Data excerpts
━━━━

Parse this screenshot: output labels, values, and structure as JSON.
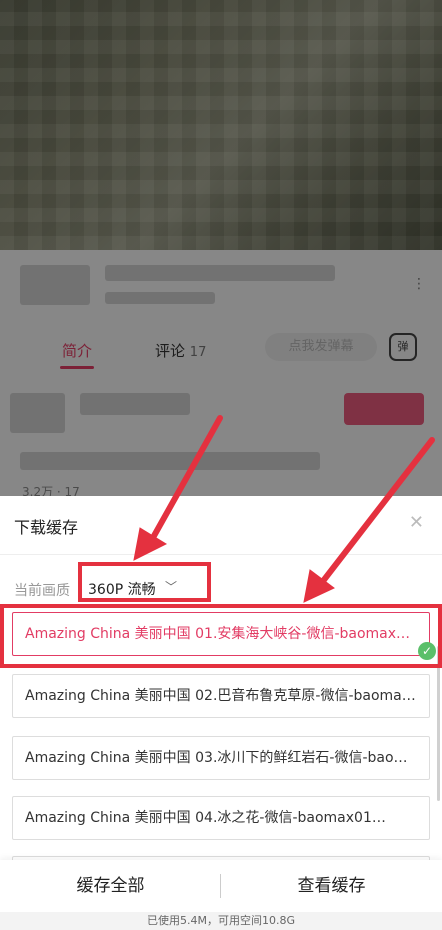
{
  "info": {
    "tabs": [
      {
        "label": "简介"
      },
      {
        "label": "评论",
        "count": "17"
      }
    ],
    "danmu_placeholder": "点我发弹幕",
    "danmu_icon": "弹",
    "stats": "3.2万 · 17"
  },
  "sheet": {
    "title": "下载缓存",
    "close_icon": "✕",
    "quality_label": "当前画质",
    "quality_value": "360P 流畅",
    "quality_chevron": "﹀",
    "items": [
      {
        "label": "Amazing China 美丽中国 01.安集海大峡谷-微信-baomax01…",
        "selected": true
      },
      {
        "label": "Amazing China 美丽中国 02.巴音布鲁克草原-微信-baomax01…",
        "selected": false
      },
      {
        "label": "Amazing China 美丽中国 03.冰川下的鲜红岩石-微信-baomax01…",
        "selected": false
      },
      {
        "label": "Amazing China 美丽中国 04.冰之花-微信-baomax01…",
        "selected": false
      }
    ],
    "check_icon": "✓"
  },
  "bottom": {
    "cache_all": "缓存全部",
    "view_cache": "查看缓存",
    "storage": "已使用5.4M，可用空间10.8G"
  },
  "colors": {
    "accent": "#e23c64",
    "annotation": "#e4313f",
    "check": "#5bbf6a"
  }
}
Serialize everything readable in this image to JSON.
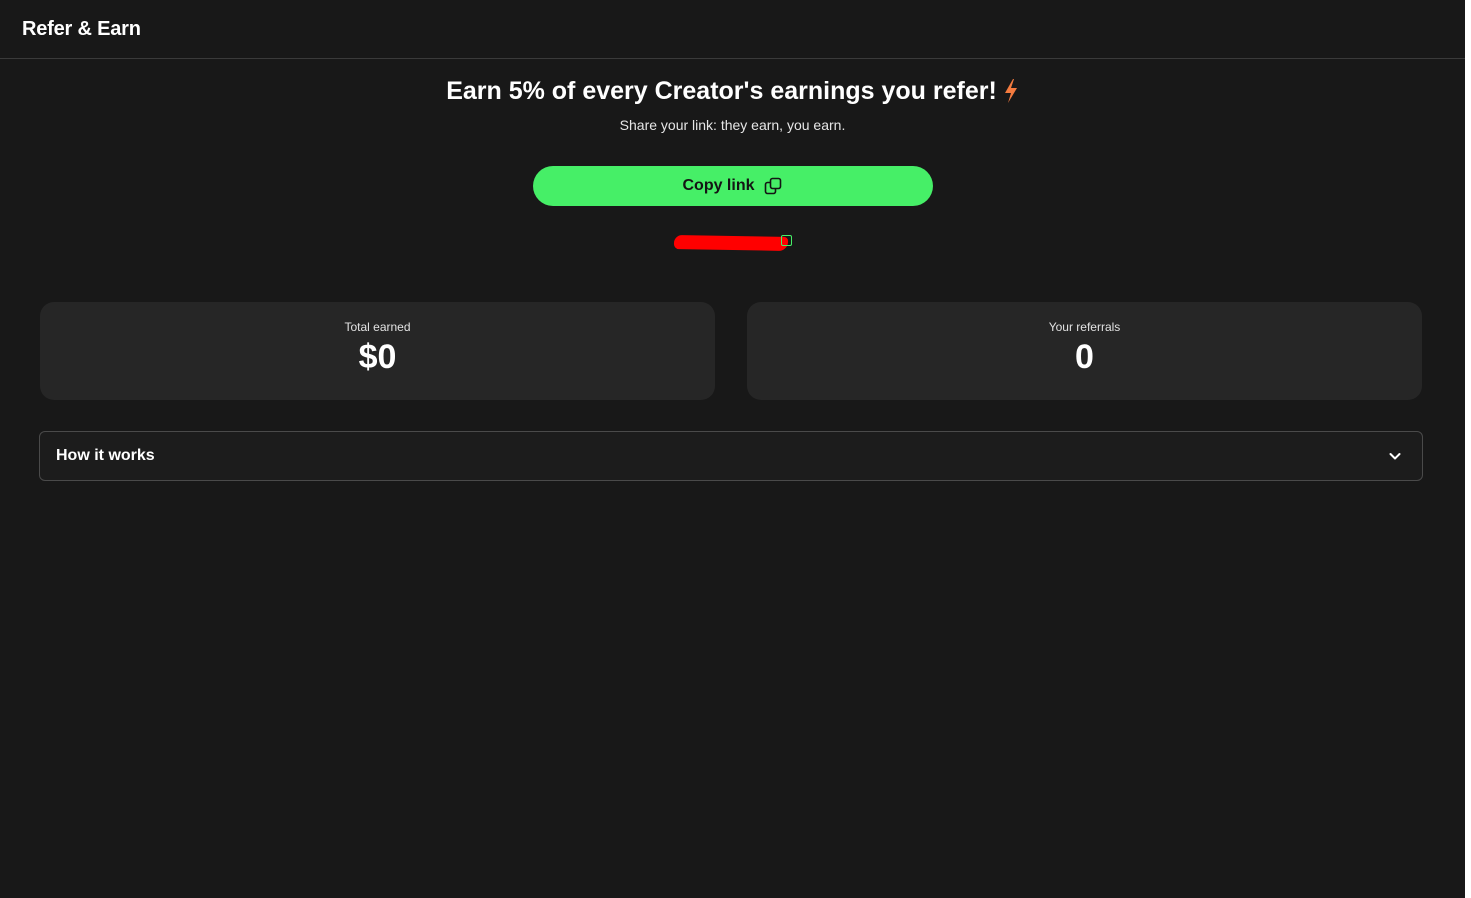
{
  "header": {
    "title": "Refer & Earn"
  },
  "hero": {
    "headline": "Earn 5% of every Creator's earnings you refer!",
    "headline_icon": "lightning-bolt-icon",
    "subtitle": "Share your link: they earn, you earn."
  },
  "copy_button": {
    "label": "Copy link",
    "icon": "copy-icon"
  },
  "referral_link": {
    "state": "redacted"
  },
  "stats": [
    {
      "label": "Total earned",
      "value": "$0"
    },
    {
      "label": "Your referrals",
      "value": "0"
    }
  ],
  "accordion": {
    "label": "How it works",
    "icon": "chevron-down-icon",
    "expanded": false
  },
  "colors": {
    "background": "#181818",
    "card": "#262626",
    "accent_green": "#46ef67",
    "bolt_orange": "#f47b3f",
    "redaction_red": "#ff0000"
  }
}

━━━━

§ **What to produce**
Produce an exact copy of each line of data, skipping embedded images.

§ **Task result**
Parse this screenshot: output labels, values, and structure as JSON.
{
  "info": {
    "tabs": [
      {
        "label": "简介"
      },
      {
        "label": "评论",
        "count": "17"
      }
    ],
    "danmu_placeholder": "点我发弹幕",
    "danmu_icon": "弹",
    "stats": "3.2万 · 17"
  },
  "sheet": {
    "title": "下载缓存",
    "close_icon": "✕",
    "quality_label": "当前画质",
    "quality_value": "360P 流畅",
    "quality_chevron": "﹀",
    "items": [
      {
        "label": "Amazing China 美丽中国 01.安集海大峡谷-微信-baomax01…",
        "selected": true
      },
      {
        "label": "Amazing China 美丽中国 02.巴音布鲁克草原-微信-baomax01…",
        "selected": false
      },
      {
        "label": "Amazing China 美丽中国 03.冰川下的鲜红岩石-微信-baomax01…",
        "selected": false
      },
      {
        "label": "Amazing China 美丽中国 04.冰之花-微信-baomax01…",
        "selected": false
      }
    ],
    "check_icon": "✓"
  },
  "bottom": {
    "cache_all": "缓存全部",
    "view_cache": "查看缓存",
    "storage": "已使用5.4M，可用空间10.8G"
  },
  "colors": {
    "accent": "#e23c64",
    "annotation": "#e4313f",
    "check": "#5bbf6a"
  }
}
Serialize everything readable in this image to JSON.
{
  "header": {
    "title": "Refer & Earn"
  },
  "hero": {
    "headline": "Earn 5% of every Creator's earnings you refer!",
    "headline_icon": "lightning-bolt-icon",
    "subtitle": "Share your link: they earn, you earn."
  },
  "copy_button": {
    "label": "Copy link",
    "icon": "copy-icon"
  },
  "referral_link": {
    "state": "redacted"
  },
  "stats": [
    {
      "label": "Total earned",
      "value": "$0"
    },
    {
      "label": "Your referrals",
      "value": "0"
    }
  ],
  "accordion": {
    "label": "How it works",
    "icon": "chevron-down-icon",
    "expanded": false
  },
  "colors": {
    "background": "#181818",
    "card": "#262626",
    "accent_green": "#46ef67",
    "bolt_orange": "#f47b3f",
    "redaction_red": "#ff0000"
  }
}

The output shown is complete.